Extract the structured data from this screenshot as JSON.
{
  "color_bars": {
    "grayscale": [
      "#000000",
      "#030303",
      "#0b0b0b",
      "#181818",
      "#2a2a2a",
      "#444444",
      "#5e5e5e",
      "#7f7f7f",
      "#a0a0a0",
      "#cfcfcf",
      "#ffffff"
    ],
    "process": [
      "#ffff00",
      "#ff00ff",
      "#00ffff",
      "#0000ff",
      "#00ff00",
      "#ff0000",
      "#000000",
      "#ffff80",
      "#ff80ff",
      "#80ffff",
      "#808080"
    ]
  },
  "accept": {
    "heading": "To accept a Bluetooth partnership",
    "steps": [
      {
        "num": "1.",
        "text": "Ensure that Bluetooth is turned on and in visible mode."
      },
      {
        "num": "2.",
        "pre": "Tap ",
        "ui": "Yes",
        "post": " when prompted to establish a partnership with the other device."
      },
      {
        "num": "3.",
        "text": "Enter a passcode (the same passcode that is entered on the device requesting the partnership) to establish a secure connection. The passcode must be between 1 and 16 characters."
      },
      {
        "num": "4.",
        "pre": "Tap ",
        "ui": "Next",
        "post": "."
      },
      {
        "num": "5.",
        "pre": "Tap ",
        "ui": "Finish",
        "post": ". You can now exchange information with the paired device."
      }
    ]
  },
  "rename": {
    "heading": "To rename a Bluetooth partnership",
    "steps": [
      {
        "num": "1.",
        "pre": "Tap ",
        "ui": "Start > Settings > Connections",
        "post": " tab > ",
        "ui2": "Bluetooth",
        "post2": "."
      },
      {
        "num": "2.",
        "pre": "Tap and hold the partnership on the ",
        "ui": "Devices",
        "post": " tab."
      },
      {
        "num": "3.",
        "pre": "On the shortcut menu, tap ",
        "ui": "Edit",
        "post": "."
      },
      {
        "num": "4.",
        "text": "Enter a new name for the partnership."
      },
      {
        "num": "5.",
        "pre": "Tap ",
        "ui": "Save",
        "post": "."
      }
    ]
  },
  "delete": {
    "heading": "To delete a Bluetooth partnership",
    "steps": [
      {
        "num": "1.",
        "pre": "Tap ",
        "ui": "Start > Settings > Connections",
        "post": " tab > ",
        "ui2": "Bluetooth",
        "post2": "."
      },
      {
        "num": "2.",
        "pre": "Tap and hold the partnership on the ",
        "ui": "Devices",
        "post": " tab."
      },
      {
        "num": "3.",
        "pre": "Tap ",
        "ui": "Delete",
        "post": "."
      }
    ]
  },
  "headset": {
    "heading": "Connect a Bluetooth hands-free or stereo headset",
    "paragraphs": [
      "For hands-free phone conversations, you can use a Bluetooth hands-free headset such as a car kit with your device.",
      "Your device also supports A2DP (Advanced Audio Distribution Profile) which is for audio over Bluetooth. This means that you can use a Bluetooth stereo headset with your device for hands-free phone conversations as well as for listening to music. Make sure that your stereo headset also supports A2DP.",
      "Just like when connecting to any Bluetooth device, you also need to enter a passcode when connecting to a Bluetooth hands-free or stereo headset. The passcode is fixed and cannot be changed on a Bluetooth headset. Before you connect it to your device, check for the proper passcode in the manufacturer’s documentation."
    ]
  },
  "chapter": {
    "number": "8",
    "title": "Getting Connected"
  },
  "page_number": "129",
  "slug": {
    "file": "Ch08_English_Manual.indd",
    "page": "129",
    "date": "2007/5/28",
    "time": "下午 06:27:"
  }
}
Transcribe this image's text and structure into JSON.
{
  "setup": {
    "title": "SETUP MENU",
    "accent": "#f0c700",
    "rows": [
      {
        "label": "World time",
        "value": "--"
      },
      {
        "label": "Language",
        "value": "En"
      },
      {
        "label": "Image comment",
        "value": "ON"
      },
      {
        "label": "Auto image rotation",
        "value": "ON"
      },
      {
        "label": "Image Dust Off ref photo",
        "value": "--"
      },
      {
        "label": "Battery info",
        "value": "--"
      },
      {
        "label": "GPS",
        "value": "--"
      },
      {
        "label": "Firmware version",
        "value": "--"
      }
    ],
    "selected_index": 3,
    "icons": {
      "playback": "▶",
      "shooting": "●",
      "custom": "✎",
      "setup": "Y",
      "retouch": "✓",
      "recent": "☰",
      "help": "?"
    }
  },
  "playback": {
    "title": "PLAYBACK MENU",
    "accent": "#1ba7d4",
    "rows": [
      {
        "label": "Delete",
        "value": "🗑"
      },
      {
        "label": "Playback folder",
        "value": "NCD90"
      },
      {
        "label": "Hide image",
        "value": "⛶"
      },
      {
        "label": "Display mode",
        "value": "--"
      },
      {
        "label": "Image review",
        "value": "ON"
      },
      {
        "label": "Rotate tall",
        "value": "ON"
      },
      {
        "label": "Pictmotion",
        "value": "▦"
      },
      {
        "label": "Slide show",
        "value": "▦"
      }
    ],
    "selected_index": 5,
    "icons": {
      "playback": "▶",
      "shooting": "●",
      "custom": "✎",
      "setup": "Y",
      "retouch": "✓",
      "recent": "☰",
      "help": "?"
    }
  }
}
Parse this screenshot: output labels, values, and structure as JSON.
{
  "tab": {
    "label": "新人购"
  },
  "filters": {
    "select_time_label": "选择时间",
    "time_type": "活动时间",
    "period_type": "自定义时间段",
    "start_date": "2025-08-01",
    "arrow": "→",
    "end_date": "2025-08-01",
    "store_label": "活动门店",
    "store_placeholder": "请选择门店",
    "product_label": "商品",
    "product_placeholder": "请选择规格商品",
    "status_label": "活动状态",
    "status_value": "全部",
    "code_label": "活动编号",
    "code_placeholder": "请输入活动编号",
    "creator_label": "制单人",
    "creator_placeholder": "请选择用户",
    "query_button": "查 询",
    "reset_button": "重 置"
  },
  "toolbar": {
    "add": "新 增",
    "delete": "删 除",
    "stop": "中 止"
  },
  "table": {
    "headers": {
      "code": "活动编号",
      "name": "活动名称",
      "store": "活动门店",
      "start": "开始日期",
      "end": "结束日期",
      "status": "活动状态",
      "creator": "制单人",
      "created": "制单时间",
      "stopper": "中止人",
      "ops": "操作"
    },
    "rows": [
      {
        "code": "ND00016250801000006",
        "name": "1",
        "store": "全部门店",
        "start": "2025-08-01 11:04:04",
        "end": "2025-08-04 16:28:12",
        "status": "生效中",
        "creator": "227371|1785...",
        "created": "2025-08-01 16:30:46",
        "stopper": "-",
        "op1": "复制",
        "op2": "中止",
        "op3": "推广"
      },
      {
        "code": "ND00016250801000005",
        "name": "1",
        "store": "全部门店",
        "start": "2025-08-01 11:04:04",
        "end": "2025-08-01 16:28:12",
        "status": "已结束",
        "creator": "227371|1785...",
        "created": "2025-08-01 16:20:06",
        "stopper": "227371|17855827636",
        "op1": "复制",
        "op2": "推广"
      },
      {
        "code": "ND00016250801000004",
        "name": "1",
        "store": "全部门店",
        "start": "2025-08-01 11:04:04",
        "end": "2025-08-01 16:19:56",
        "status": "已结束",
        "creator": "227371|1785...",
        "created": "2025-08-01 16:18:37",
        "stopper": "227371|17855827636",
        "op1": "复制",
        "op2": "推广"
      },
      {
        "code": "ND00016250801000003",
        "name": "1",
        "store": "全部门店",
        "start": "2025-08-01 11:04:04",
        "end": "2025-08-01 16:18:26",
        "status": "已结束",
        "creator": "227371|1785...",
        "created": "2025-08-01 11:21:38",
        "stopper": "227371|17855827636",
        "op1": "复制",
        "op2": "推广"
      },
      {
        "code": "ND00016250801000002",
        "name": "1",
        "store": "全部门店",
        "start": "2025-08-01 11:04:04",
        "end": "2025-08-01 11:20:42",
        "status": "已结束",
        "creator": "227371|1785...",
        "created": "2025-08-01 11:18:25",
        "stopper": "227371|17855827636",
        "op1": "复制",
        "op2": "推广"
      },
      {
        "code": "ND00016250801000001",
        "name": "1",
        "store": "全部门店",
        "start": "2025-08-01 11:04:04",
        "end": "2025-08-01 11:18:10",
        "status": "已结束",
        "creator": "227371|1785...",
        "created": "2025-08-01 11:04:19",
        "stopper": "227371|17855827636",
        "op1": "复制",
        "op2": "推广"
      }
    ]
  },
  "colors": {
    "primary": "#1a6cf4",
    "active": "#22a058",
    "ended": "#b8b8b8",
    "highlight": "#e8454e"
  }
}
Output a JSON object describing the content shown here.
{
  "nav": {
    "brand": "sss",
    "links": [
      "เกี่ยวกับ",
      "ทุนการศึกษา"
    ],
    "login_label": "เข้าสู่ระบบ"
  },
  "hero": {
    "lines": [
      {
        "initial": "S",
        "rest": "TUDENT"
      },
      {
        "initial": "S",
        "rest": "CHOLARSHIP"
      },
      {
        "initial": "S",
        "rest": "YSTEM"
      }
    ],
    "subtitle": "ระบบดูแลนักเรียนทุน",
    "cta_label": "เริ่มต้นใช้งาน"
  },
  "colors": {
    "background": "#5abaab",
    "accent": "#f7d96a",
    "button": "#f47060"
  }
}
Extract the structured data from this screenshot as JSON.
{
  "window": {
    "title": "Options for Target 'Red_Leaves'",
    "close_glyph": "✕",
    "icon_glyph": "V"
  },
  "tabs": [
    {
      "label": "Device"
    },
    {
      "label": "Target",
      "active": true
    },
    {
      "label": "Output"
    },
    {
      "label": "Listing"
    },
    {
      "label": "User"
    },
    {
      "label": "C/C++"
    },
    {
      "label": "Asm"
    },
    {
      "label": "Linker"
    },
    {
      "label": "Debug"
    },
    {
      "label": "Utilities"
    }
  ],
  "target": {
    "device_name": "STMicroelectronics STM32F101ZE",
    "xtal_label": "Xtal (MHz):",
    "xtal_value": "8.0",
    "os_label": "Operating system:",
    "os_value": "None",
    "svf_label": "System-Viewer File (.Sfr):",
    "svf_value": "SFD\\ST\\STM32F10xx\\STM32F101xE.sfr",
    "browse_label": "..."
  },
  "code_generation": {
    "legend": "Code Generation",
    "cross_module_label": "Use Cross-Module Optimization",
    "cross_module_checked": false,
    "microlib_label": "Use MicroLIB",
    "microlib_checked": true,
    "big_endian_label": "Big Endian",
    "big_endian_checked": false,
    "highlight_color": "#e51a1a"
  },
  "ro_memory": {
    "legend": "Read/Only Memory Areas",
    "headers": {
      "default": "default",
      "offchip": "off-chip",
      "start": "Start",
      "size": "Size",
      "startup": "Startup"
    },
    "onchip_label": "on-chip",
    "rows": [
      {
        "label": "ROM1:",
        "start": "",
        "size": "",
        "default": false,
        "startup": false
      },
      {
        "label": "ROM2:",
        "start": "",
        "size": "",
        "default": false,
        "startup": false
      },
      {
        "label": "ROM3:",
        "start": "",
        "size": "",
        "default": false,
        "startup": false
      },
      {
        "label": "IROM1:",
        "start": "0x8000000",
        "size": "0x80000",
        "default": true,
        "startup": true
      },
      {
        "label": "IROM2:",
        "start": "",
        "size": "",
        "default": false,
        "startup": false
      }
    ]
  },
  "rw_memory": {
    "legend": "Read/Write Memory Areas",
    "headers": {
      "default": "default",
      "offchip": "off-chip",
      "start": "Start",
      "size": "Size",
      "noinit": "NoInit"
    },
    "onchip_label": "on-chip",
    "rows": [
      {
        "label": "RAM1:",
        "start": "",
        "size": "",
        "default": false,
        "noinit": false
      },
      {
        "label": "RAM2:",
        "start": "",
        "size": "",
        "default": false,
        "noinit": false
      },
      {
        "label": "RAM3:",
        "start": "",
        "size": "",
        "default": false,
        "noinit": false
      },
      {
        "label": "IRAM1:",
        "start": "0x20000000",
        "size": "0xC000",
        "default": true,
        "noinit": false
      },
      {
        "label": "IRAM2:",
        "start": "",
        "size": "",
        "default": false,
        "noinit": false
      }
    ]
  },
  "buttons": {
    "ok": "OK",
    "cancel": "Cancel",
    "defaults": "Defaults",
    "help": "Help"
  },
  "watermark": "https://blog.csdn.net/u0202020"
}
====
SHORT EXERCISE:
From the records above, pick out and copy each line holding the word "heading".

TASK RESPONSE:
    "heading": "To accept a Bluetooth partnership",
    "heading": "To rename a Bluetooth partnership",
    "heading": "To delete a Bluetooth partnership",
    "heading": "Connect a Bluetooth hands-free or stereo headset",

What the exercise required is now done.